Data excerpts:

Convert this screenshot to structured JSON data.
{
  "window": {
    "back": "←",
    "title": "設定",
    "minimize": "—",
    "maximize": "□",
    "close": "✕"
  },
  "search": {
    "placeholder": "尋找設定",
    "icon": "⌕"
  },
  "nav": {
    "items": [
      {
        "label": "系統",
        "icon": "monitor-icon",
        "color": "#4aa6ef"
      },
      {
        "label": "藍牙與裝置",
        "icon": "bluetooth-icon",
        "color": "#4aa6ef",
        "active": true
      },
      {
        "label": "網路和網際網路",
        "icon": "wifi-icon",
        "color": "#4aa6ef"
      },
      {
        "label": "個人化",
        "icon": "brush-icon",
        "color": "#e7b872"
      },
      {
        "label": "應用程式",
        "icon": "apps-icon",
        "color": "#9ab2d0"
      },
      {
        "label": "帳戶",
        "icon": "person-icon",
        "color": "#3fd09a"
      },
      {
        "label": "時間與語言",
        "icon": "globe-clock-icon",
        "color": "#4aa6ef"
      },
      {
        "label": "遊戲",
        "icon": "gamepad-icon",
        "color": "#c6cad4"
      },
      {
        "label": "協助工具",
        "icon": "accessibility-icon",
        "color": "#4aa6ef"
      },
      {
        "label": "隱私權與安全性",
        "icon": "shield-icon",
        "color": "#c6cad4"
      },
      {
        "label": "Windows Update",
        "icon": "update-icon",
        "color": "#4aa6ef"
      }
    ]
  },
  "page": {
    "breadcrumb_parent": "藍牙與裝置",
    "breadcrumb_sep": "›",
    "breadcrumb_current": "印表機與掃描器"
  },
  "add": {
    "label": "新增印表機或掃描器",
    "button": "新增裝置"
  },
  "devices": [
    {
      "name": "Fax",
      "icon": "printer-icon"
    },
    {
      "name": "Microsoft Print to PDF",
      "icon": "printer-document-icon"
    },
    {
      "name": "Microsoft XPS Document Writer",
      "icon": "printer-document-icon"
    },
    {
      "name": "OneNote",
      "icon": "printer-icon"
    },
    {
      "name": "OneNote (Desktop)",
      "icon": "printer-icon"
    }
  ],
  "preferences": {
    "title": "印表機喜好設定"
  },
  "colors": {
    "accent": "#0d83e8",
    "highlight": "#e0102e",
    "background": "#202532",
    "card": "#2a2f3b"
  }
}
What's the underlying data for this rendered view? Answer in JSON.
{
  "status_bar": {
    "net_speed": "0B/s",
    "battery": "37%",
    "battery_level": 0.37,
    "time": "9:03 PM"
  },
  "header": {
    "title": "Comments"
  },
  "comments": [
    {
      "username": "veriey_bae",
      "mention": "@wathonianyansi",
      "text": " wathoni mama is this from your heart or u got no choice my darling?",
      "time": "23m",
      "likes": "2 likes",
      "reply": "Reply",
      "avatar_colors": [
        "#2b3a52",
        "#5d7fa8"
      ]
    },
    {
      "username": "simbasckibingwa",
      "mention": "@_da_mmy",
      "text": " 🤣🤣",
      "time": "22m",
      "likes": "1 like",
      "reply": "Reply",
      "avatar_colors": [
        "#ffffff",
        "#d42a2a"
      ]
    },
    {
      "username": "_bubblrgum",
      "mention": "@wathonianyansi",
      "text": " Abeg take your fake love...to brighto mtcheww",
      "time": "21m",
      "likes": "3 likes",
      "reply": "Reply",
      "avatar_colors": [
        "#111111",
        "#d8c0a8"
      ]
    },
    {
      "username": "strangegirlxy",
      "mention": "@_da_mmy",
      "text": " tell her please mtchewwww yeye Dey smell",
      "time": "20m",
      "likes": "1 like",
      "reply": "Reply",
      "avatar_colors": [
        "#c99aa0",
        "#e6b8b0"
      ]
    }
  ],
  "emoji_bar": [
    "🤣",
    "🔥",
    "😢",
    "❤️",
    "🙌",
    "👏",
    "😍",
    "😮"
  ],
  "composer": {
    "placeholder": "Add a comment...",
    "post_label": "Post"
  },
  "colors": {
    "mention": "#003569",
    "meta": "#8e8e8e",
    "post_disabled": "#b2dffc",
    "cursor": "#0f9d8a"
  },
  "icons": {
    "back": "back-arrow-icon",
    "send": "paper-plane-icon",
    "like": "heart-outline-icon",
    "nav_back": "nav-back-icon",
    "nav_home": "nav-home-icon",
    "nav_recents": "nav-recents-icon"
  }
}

Problem statement: Search the data for "藍牙與裝置". Copy every line that has it.

Answer to this task:
        "label": "藍牙與裝置",
    "breadcrumb_parent": "藍牙與裝置",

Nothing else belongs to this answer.